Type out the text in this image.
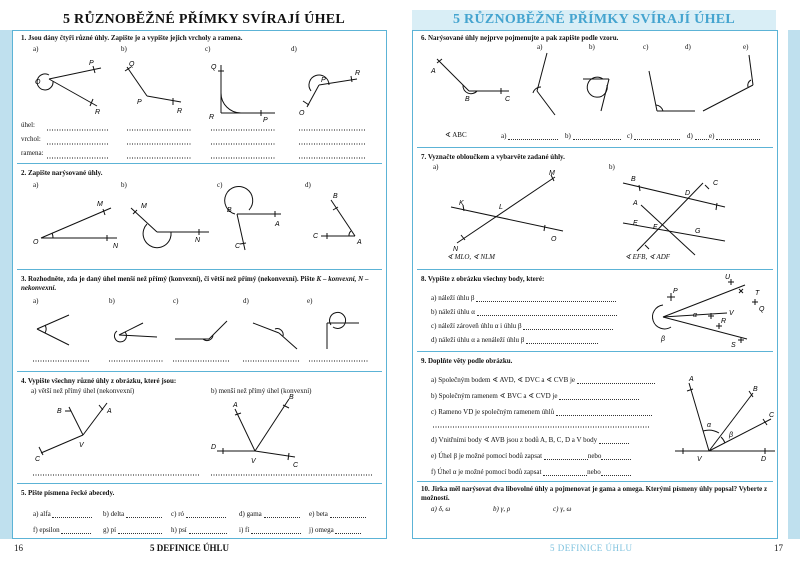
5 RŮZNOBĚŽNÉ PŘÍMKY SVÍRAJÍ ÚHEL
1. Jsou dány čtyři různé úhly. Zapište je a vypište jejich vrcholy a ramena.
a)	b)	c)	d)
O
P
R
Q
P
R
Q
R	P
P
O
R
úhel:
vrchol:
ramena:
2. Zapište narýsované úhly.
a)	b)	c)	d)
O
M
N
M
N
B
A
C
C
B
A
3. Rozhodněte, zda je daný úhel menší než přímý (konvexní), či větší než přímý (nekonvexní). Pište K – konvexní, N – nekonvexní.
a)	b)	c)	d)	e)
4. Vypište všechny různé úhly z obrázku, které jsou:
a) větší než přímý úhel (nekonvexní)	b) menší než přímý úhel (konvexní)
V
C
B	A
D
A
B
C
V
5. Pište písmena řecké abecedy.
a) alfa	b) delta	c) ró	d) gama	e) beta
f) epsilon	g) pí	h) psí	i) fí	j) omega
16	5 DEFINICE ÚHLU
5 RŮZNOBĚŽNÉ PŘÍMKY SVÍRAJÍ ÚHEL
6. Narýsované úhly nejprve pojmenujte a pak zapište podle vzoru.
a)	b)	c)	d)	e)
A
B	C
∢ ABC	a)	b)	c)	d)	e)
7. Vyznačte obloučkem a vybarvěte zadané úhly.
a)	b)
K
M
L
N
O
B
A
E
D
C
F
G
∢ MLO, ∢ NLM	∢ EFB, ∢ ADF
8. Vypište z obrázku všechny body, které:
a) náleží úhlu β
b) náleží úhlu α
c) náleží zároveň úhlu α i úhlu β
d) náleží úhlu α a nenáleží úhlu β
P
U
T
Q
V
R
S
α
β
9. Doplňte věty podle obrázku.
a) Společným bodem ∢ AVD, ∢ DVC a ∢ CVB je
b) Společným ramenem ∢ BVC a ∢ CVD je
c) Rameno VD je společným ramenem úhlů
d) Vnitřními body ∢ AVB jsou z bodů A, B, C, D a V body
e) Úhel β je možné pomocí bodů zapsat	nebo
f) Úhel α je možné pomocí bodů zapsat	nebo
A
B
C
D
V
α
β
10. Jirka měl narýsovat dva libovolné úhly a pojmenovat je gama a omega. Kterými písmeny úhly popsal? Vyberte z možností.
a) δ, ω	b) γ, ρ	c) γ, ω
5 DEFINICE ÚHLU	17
== == ==
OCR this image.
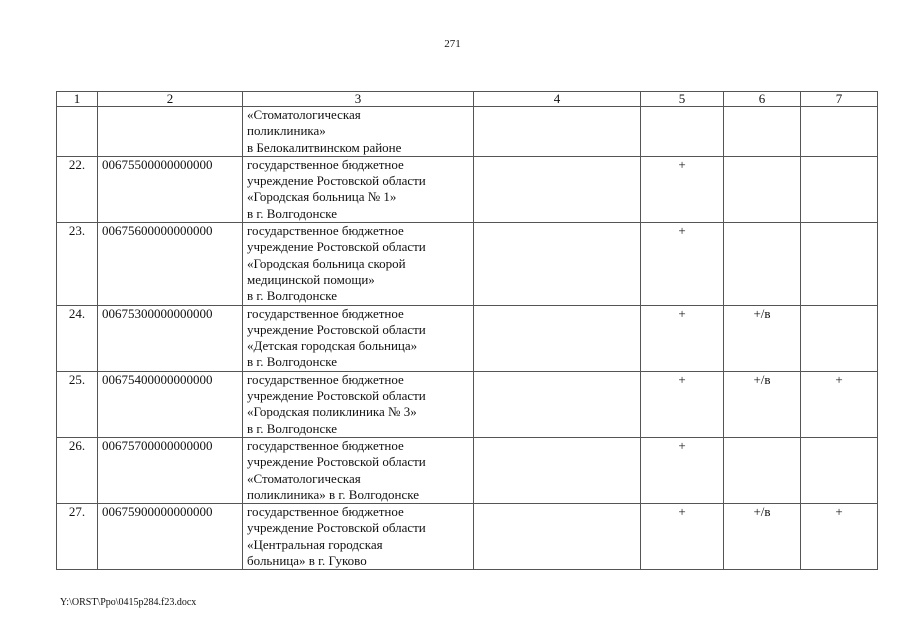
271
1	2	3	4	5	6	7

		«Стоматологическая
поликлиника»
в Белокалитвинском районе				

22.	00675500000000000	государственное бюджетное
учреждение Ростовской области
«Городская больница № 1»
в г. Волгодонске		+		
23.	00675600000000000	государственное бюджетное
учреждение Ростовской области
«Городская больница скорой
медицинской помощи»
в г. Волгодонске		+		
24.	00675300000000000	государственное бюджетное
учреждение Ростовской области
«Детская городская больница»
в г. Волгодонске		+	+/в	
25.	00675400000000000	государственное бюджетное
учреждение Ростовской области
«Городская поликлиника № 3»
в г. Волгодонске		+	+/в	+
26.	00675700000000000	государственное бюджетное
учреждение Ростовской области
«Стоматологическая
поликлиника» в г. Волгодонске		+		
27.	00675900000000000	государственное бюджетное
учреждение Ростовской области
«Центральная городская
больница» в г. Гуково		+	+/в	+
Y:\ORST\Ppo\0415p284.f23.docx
== == ==
_Objective_
Show every line in the entries where the string "nekonvexní" occurs.

_Completed task_
3. Rozhodněte, zda je daný úhel menší než přímý (konvexní), či větší než přímý (nekonvexní). Pište K – konvexní, N – nekonvexní.
a) větší než přímý úhel (nekonvexní)	b) menší než přímý úhel (konvexní)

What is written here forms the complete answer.